**Study text**
Adult male and female E. holmanii.

E. holmanii can be distinguished from Eubranchipus vernalis by its longer male antennae with medial serrations, whereas E. vernalis has straighter, smoother antennae.

==Distribution and habitat==

E. holmanii is reported from parts of the northeastern United States and adjacent Canada. It was originally described from ditches near Woodbury, New Jersey , and is thought to inhabit similar soft vernals along the coastal plain of the eastern seaboard. Belk and Brtek summarized its United States range as extending from New York west to Minnesota and south to northern Alabama.

The species is usually associated with clear, cool to cold, vegetated ephemeral pools with neutral to low pH. These habitats are seasonally flooded and may dry later in the year, allowing fairy shrimp populations to persist through drought-resistant resting eggs.

In New York, a 2025 state assessment reports confirmed records only from western Long Island, while noting that the species may be more common than records currently show.

==Recent rediscovery and records==
Although Eubranchipus holmanii was described in the nineteenth century, modern records have been sparse in parts of its northeastern range. In Connecticut, the species was reported historically, with the last published pre-rediscovery finding attributed to Dorothy Richardson of Connecticut College in 1953. After this record, the species had not been documented scientifically in Connecticut for about half a century before it was rediscovered in 2008 by Eric A. Lazo-Wasem of the Yale Peabody Museum of Natural History. Lazo-Wasem traced the old Connecticut record through Richardson's work; with help from Connecticut College biologist Robert Askins, he located the Groton vernal pool where the species had previously been found. The rediscovered pool contained both the common Eubranchipus vernalis and specimens of E. holmanii.

The 2008 rediscovery returned E. holmanii to modern regional attention, and later records from western Long Island indicate that the species had also been overlooked elsewhere in the Northeast. In New York, a 2025 state species assessment described E. holmanii as confirmed only from western Long Island, while noting that it is probably more common than records indicate and that species-level identification of fairy shrimp is difficult during the short adult season. The assessment listed 16 New York records from 2014 onward and included mapped research-grade iNaturalist observations in its recent distributional summary.

The long interval before the re-establishment of E. holmanii to its proper range illustrates the difficulty of documenting short-season Anostraca species. Adults are present only briefly in cool-season vernal pools and typically require careful macroscopic examination for proper identification, and as such can remain easily overlooked in general vernal-pool surveys. Older records based on limited locality data can therefore be difficult to relocate.

Regional conservation assessments similarly treat E. holmanii as poorly documented. The Northeast Regional Conservation Synthesis lists it as a Watchlist species with assessment priority, stating that it has only a handful of confirmed locations in the Northeast and remains undersampled.

==Life cycle and ecology==
In one population study in New Jersey, eggs of E. holmanii generally began hatching between February and March; individuals may even be observed swimming beneath ice-covered pool surfaces. The shrimp undergo rapid development, with sexual maturity reported at about 45 days, and have a maximum lifespan of around 70 days under standard conditions. Females produce drought-resistant eggs, known as cysts, which overwinter in the pool substrate and can survive dry periods before hatching during later flooding events. As in other fairy shrimp, the active life cycle is tied to the temporary hydroperiod of vernal pools, where hatching, growth, mating and egg deposition must occur before the pool dries or conditions become unsuitable.

E. holmanii is a filter feeder, consuming plankton and small suspended organic particles. Anostraca are more broadly known feed on bacteria, microzooplankton and suspended detritus, serving as prey for larger vernal-pool animals, including salamanders, aquatic beetles and hemipterans. The absence of fish is important in occupied pools, as permanent fish populations exert tremendous predation pressure on slow-swimming fairy shrimp.

Document understanding data

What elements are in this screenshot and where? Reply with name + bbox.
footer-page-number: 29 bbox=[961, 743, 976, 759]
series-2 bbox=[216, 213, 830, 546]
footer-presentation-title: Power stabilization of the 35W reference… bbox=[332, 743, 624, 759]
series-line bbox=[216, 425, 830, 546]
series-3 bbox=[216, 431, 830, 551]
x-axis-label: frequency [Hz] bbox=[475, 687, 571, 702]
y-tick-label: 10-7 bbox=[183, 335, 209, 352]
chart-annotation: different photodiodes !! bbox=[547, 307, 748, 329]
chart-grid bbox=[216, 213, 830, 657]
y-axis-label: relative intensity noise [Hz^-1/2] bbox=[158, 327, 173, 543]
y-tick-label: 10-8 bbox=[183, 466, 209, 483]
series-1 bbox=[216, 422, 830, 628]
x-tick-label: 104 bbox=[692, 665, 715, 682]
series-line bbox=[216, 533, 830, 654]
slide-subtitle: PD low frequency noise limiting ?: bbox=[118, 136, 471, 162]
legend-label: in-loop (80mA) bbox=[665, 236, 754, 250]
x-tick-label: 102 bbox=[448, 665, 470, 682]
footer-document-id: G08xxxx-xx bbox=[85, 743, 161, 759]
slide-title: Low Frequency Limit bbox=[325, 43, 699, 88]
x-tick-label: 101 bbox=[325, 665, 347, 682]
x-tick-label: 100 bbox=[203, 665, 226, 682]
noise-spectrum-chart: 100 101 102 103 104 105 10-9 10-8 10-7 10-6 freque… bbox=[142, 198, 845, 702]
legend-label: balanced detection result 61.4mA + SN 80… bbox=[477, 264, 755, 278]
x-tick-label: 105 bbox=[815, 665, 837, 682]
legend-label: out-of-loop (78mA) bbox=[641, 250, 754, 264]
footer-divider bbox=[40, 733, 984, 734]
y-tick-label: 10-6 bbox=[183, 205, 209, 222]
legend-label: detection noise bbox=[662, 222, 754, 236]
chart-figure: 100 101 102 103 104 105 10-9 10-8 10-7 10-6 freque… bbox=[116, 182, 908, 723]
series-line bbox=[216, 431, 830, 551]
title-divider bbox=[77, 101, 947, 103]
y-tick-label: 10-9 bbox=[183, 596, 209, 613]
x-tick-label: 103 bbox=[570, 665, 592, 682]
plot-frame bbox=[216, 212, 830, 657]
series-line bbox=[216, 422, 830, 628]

**What needs to be done**
Answer these questions using the text on E. holmanii:
1. Who rediscovered the species in Connecticut in 2008?
2. At about what age do the shrimp reach sexual maturity?
3. How does the Northeast Regional Conservation Synthesis list the species?

**Task solution**
1. Eric A. Lazo-Wasem of the Yale Peabody Museum of Natural History.
2. At about 45 days.
3. As a Watchlist species with assessment priority.